GOAL OF THE EXERCISE: Quote the listing below in its entirety, omitting every image.

DATASET RECORDS:
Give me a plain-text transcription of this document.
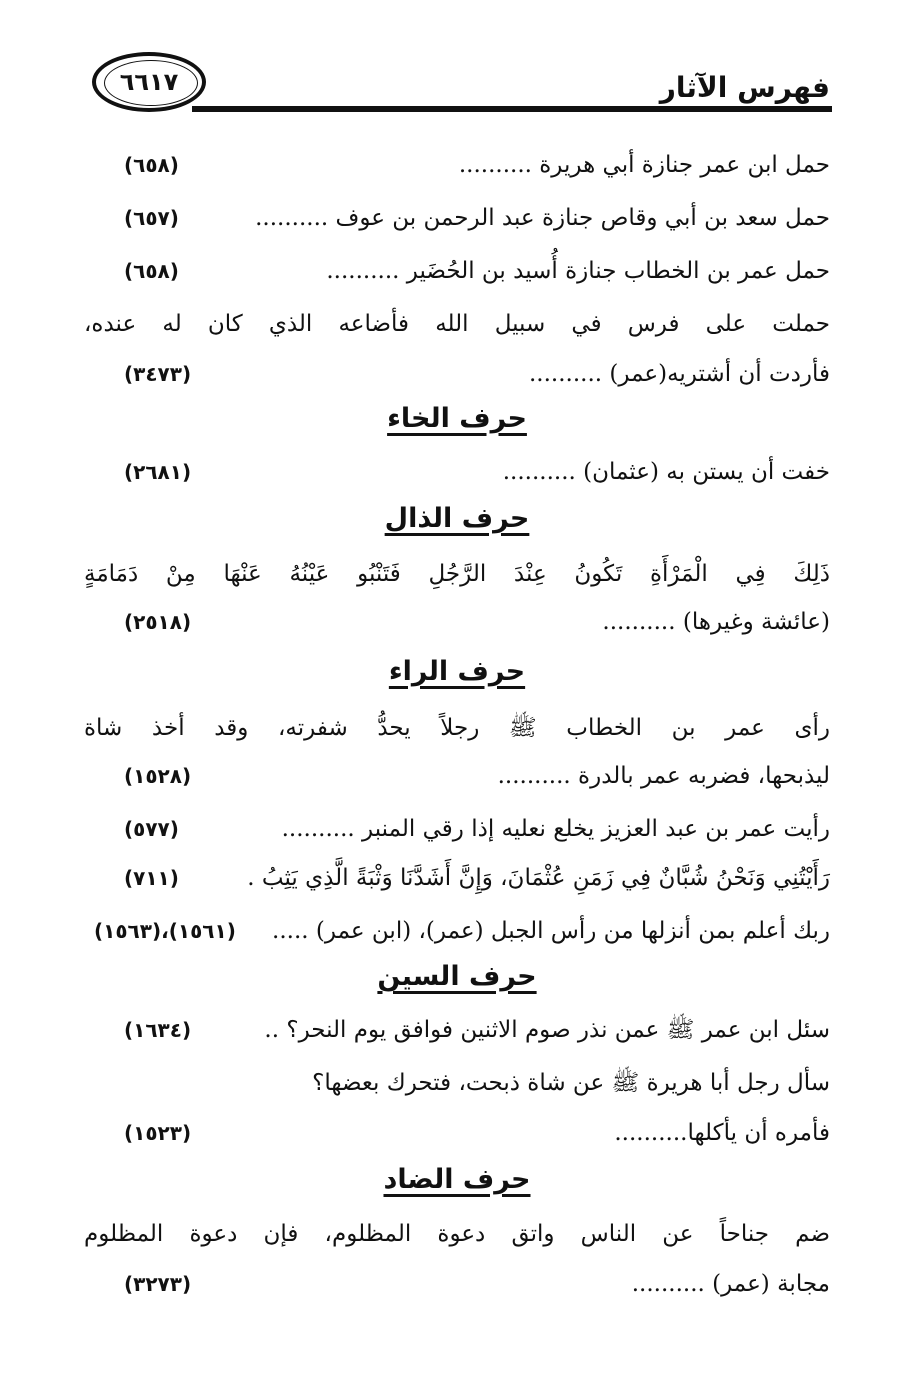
فهرس الآثار
٦٦١٧
حمل ابن عمر جنازة أبي هريرة ..........
(٦٥٨)
حمل سعد بن أبي وقاص جنازة عبد الرحمن بن عوف ..........
(٦٥٧)
حمل عمر بن الخطاب جنازة أُسيد بن الحُضَير ..........
(٦٥٨)
حملت على فرس في سبيل الله فأضاعه الذي كان له عنده،
فأردت أن أشتريه(عمر) ..........
(٣٤٧٣)
حرف الخاء
خفت أن يستن به (عثمان) ..........
(٢٦٨١)
حرف الذال
ذَلِكَ فِي الْمَرْأَةِ تَكُونُ عِنْدَ الرَّجُلِ فَتَنْبُو عَيْنُهُ عَنْهَا مِنْ دَمَامَةٍ
(عائشة وغيرها) ..........
(٢٥١٨)
حرف الراء
رأى عمر بن الخطاب ﷺ رجلاً يحدُّ شفرته، وقد أخذ شاة
ليذبحها، فضربه عمر بالدرة ..........
(١٥٢٨)
رأيت عمر بن عبد العزيز يخلع نعليه إذا رقي المنبر ..........
(٥٧٧)
رَأَيْتُنِي وَنَحْنُ شُبَّانٌ فِي زَمَنِ عُثْمَانَ، وَإِنَّ أَشَدَّنَا وَثْبَةً الَّذِي يَثِبُ .
(٧١١)
ربك أعلم بمن أنزلها من رأس الجبل (عمر)، (ابن عمر) .....
(١٥٦١)،(١٥٦٣)
حرف السين
سئل ابن عمر ﷺ عمن نذر صوم الاثنين فوافق يوم النحر؟ ..
(١٦٣٤)
سأل رجل أبا هريرة ﷺ عن شاة ذبحت، فتحرك بعضها؟
فأمره أن يأكلها..........
(١٥٢٣)
حرف الضاد
ضم جناحاً عن الناس واتق دعوة المظلوم، فإن دعوة المظلوم
مجابة (عمر) ..........
(٣٢٧٣)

ANSWER FOR THIS EXERCISE:
Give me a plain-text transcription of this document.
فهرس الآثار
٦٦١٧
حمل ابن عمر جنازة أبي هريرة ..........
(٦٥٨)
حمل سعد بن أبي وقاص جنازة عبد الرحمن بن عوف ..........
(٦٥٧)
حمل عمر بن الخطاب جنازة أُسيد بن الحُضَير ..........
(٦٥٨)
حملت على فرس في سبيل الله فأضاعه الذي كان له عنده،
فأردت أن أشتريه(عمر) ..........
(٣٤٧٣)
حرف الخاء
خفت أن يستن به (عثمان) ..........
(٢٦٨١)
حرف الذال
ذَلِكَ فِي الْمَرْأَةِ تَكُونُ عِنْدَ الرَّجُلِ فَتَنْبُو عَيْنُهُ عَنْهَا مِنْ دَمَامَةٍ
(عائشة وغيرها) ..........
(٢٥١٨)
حرف الراء
رأى عمر بن الخطاب ﷺ رجلاً يحدُّ شفرته، وقد أخذ شاة
ليذبحها، فضربه عمر بالدرة ..........
(١٥٢٨)
رأيت عمر بن عبد العزيز يخلع نعليه إذا رقي المنبر ..........
(٥٧٧)
رَأَيْتُنِي وَنَحْنُ شُبَّانٌ فِي زَمَنِ عُثْمَانَ، وَإِنَّ أَشَدَّنَا وَثْبَةً الَّذِي يَثِبُ .
(٧١١)
ربك أعلم بمن أنزلها من رأس الجبل (عمر)، (ابن عمر) .....
(١٥٦١)،(١٥٦٣)
حرف السين
سئل ابن عمر ﷺ عمن نذر صوم الاثنين فوافق يوم النحر؟ ..
(١٦٣٤)
سأل رجل أبا هريرة ﷺ عن شاة ذبحت، فتحرك بعضها؟
فأمره أن يأكلها..........
(١٥٢٣)
حرف الضاد
ضم جناحاً عن الناس واتق دعوة المظلوم، فإن دعوة المظلوم
مجابة (عمر) ..........
(٣٢٧٣)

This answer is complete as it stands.